* start *
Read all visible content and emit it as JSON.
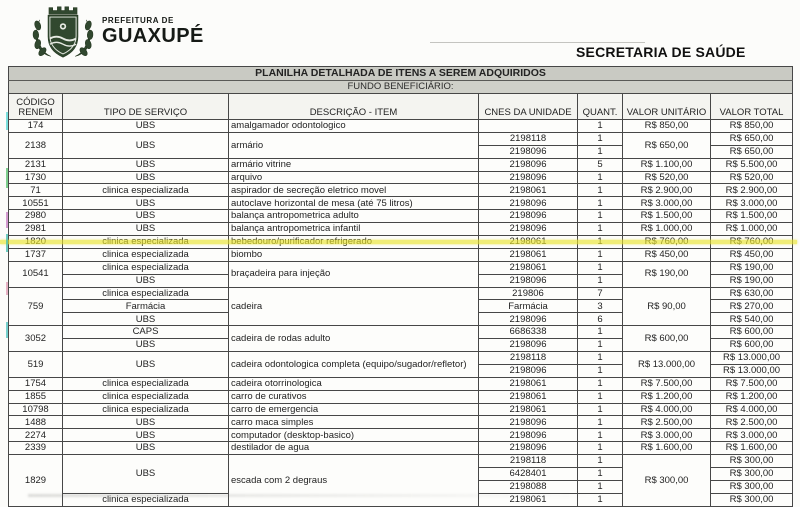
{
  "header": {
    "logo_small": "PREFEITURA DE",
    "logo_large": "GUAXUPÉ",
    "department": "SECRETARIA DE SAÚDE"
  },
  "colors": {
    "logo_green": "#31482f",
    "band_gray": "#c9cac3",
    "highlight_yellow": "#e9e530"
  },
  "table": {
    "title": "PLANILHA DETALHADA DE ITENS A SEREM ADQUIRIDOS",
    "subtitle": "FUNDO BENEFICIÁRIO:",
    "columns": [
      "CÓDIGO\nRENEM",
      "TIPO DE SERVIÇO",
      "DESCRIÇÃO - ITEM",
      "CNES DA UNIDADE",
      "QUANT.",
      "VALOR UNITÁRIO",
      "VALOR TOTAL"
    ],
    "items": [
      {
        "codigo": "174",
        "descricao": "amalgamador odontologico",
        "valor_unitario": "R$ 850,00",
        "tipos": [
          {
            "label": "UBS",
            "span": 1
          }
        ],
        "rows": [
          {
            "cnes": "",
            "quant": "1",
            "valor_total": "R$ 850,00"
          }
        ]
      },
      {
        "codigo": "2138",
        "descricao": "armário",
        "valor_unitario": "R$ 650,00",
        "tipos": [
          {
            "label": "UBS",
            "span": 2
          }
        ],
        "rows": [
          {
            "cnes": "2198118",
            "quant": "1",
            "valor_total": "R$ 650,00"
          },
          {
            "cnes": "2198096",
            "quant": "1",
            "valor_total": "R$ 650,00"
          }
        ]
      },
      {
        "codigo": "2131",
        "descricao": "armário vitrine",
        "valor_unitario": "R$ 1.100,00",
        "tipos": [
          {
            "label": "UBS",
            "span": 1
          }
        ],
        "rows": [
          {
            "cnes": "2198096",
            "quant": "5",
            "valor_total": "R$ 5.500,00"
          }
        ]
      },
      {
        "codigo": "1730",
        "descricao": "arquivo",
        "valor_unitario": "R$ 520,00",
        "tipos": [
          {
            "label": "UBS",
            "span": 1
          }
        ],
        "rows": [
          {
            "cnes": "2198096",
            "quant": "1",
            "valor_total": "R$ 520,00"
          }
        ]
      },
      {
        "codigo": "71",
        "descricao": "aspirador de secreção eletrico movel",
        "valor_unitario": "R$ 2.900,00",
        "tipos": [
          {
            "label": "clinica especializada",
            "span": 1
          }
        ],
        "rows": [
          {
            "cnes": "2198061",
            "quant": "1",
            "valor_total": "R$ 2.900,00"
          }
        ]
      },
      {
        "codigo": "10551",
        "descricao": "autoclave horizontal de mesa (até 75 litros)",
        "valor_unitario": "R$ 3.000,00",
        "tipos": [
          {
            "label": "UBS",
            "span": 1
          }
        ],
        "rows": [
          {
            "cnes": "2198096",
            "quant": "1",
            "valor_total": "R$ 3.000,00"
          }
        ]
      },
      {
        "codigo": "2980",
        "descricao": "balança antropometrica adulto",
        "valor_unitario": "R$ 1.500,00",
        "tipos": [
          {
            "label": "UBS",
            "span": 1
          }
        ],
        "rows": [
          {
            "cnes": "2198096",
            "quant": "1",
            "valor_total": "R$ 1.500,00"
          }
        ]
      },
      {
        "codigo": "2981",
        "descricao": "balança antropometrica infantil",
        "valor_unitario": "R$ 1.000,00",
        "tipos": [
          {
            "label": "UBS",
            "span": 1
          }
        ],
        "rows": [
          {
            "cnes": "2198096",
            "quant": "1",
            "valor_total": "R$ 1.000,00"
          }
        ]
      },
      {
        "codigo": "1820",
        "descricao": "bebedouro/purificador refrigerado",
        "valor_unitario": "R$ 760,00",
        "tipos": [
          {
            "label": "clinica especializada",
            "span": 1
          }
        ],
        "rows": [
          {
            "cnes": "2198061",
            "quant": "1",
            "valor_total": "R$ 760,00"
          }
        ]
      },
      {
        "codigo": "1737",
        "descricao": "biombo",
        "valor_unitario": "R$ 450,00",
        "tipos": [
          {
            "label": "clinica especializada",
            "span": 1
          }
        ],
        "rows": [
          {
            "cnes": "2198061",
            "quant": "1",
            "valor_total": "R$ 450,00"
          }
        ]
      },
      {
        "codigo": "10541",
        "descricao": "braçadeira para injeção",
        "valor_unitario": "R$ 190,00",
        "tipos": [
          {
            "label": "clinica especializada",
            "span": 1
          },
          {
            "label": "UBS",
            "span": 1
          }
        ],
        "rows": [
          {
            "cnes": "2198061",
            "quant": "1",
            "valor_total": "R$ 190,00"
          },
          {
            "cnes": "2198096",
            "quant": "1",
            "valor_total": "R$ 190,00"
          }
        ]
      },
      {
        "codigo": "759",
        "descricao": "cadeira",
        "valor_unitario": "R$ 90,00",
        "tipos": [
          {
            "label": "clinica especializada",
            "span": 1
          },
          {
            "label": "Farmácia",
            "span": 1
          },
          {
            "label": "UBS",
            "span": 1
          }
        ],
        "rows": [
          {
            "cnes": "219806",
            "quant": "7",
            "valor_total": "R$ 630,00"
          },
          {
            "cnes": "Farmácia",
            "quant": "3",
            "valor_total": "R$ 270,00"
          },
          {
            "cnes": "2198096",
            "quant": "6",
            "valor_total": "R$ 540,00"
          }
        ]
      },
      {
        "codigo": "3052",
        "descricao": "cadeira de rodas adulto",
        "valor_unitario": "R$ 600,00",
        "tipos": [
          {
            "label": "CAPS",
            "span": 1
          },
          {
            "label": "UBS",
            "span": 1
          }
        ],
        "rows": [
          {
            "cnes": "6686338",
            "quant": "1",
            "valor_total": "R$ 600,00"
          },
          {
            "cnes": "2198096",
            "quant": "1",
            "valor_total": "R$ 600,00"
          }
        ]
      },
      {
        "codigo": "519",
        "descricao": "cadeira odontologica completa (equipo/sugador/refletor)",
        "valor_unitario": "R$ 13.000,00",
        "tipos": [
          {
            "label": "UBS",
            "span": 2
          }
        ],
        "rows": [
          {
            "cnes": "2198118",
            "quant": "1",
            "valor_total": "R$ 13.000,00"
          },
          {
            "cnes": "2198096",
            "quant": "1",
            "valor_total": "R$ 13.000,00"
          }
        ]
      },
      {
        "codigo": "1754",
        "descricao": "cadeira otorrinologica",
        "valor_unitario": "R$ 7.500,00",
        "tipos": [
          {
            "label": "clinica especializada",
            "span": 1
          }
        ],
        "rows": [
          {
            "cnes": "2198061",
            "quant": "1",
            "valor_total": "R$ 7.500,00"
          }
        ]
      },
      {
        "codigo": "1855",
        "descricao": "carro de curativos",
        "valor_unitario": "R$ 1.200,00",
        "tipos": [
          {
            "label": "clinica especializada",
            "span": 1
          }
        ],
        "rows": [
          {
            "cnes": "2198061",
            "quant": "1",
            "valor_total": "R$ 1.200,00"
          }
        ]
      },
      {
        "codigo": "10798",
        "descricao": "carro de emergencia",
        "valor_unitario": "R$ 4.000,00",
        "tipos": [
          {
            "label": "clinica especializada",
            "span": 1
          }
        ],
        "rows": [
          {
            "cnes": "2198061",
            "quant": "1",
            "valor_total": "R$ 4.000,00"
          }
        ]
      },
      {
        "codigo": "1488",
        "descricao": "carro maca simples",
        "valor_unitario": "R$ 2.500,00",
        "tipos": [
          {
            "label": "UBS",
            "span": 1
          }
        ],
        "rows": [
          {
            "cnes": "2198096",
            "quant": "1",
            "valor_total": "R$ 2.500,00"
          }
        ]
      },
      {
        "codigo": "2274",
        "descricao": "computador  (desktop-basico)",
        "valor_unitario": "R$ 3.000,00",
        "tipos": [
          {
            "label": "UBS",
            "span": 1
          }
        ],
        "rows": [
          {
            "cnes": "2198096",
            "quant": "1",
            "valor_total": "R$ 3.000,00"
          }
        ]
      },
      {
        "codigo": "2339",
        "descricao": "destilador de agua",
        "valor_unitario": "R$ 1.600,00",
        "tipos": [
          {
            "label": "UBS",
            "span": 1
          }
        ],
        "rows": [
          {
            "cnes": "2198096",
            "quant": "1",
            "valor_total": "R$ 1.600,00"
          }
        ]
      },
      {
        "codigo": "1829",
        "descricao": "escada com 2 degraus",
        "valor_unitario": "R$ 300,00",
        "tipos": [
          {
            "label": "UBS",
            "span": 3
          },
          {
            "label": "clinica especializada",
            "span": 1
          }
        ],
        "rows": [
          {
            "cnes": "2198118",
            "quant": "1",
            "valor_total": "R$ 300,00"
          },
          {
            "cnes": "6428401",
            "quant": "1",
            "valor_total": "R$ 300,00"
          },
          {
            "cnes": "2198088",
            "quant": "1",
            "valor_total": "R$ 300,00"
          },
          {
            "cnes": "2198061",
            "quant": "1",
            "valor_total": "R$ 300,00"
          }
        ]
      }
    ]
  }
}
* end *
* start *
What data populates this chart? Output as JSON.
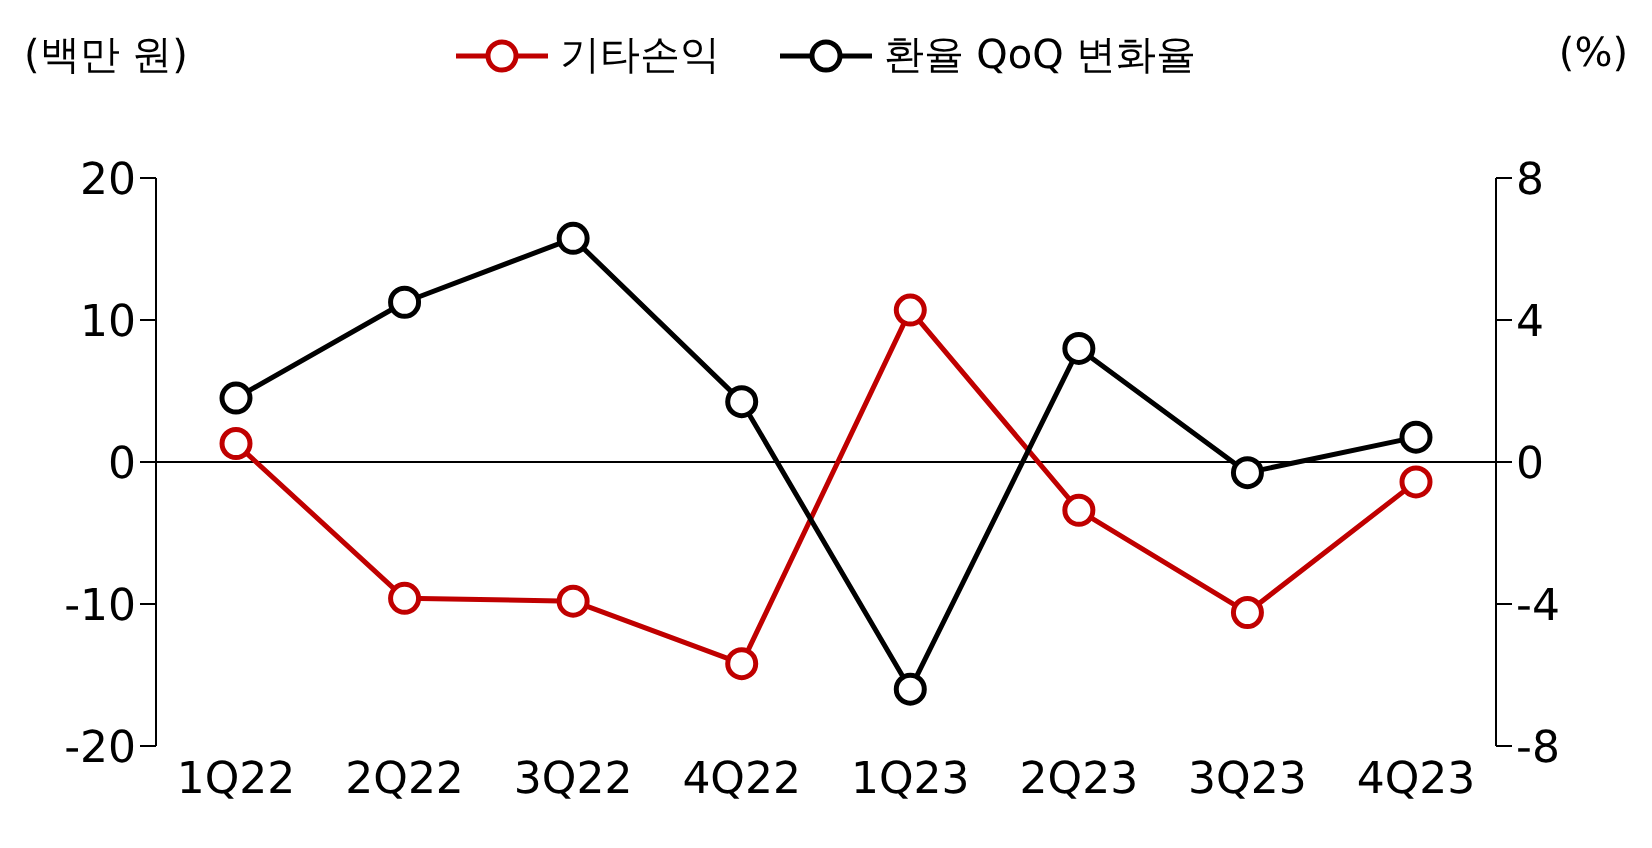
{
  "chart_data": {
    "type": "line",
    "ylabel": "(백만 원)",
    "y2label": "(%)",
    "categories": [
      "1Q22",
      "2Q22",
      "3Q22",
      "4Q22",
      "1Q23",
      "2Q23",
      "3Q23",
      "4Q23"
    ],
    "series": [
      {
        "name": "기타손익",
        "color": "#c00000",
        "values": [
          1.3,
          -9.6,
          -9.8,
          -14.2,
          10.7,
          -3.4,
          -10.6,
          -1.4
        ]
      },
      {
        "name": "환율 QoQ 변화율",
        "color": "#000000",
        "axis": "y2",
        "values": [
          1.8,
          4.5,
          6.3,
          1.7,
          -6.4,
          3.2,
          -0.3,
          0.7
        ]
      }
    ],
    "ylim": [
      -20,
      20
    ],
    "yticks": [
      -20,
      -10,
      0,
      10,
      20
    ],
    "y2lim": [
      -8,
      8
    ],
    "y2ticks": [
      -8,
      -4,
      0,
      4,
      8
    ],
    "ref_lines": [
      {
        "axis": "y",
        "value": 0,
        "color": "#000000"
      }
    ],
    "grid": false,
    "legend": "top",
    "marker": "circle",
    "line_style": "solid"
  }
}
* end *
• **Exercise description**: Look through the entries above and report each line where the string "JSON" occurs.

• **Correct result**:
Read all visible content and emit it as JSON.
What data populates this chart? Output as JSON.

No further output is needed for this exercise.